:: Data section ::
------------------------

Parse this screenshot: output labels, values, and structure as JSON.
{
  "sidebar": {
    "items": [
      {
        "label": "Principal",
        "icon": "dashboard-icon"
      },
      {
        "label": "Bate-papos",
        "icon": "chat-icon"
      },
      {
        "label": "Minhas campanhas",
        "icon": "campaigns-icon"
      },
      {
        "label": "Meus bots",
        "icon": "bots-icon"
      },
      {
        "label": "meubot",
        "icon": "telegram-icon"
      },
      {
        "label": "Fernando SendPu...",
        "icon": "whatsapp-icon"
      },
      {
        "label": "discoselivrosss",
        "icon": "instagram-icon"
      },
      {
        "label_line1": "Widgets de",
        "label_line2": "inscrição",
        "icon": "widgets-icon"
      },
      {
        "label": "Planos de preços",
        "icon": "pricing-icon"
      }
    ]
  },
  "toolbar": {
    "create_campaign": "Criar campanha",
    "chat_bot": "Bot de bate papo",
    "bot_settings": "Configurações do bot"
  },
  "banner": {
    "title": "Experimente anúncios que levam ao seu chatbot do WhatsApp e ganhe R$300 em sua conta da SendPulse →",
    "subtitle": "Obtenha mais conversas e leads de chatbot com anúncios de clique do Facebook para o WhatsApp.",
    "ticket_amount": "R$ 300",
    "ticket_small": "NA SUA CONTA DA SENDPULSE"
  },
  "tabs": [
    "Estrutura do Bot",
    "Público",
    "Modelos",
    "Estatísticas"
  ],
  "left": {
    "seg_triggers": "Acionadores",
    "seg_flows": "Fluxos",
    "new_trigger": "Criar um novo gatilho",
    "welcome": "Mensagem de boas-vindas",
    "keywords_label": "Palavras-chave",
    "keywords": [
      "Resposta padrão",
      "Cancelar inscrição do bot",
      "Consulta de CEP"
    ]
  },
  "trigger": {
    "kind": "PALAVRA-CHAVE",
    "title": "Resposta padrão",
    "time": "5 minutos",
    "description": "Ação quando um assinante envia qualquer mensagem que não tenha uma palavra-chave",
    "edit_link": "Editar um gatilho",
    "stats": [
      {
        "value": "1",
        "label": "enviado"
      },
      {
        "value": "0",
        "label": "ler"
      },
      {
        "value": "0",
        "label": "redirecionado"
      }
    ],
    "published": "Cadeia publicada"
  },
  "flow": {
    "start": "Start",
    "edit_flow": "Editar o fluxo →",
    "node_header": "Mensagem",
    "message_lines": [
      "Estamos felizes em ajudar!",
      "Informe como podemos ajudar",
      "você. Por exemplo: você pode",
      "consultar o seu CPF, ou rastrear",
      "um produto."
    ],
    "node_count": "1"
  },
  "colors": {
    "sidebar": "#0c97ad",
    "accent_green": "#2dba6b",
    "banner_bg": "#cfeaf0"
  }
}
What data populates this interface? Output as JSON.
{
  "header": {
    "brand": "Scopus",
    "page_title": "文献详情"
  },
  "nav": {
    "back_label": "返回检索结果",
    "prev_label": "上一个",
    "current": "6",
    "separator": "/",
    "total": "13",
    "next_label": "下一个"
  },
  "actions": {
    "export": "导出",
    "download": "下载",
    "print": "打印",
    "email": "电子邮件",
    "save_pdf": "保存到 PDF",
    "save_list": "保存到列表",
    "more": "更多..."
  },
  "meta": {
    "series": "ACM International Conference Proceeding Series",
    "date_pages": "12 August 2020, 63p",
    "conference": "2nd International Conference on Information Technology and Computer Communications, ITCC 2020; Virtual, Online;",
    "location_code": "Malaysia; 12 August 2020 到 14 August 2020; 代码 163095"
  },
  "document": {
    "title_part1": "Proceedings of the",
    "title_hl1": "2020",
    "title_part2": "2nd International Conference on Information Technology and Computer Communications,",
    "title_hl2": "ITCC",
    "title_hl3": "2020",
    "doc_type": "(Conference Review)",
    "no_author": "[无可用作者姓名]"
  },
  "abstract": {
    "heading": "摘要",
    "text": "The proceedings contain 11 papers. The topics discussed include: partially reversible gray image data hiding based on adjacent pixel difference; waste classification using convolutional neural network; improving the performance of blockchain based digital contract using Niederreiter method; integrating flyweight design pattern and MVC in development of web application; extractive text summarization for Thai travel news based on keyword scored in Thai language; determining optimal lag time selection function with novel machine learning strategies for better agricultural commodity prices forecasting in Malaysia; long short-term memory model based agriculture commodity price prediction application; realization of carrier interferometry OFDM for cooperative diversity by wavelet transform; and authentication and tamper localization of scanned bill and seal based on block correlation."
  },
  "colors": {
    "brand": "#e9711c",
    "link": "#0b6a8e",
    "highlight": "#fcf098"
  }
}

------------------------

:: Stated goal ::
Only the number is required: the count of lines containing the word "Conference".

:: Solution to the exercise ::
4